→ **SUPPLIED DATA**:
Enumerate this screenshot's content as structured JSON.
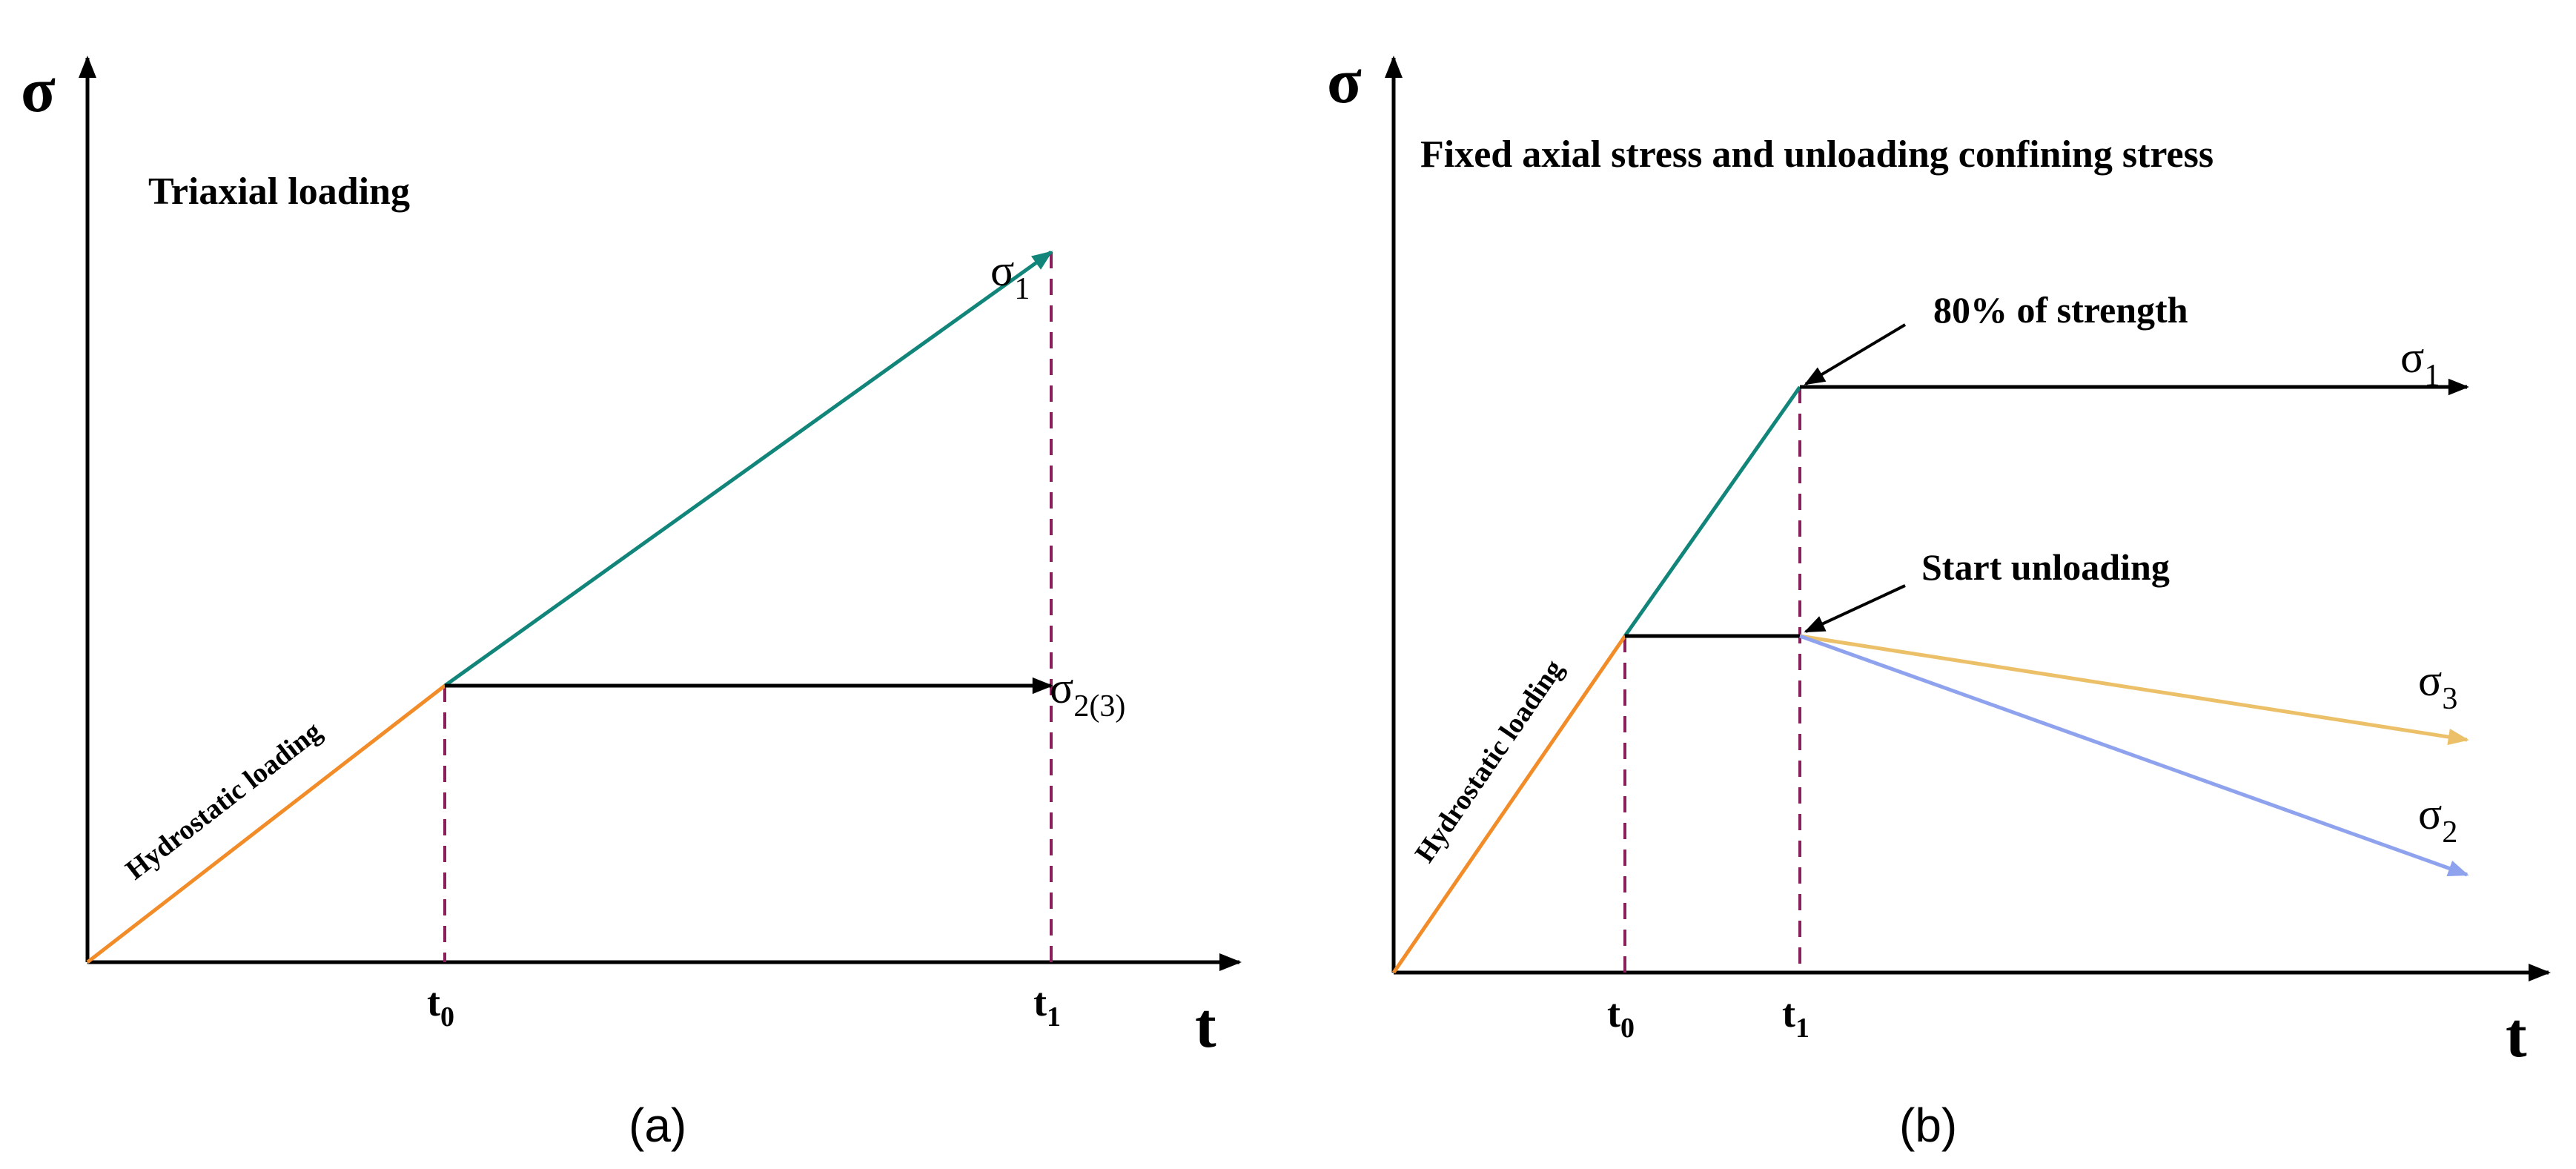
{
  "colors": {
    "axis": "#000000",
    "hydrostatic": "#f28c28",
    "teal": "#12857b",
    "black": "#000000",
    "yellow": "#ecc068",
    "blue": "#8ea2ee",
    "dashed": "#8a1f5c"
  },
  "panel_a": {
    "y_axis_label": "σ",
    "x_axis_label": "t",
    "title": "Triaxial loading",
    "diagonal_label": "Hydrostatic loading",
    "t0": {
      "base": "t",
      "sub": "0"
    },
    "t1": {
      "base": "t",
      "sub": "1"
    },
    "sigma1": {
      "base": "σ",
      "sub": "1"
    },
    "sigma23": {
      "base": "σ",
      "sub": "2(3)"
    },
    "caption": "(a)"
  },
  "panel_b": {
    "y_axis_label": "σ",
    "x_axis_label": "t",
    "title": "Fixed axial stress and unloading confining stress",
    "diagonal_label": "Hydrostatic loading",
    "annotation_strength": "80% of strength",
    "annotation_unloading": "Start unloading",
    "t0": {
      "base": "t",
      "sub": "0"
    },
    "t1": {
      "base": "t",
      "sub": "1"
    },
    "sigma1": {
      "base": "σ",
      "sub": "1"
    },
    "sigma2": {
      "base": "σ",
      "sub": "2"
    },
    "sigma3": {
      "base": "σ",
      "sub": "3"
    },
    "caption": "(b)"
  }
}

→ **STATED GOAL**: Pull every line containing "unloading" from the material above.

→ **OUTPUT FOR THIS EXERCISE**:
    "title": "Fixed axial stress and unloading confining stress",
    "annotation_unloading": "Start unloading",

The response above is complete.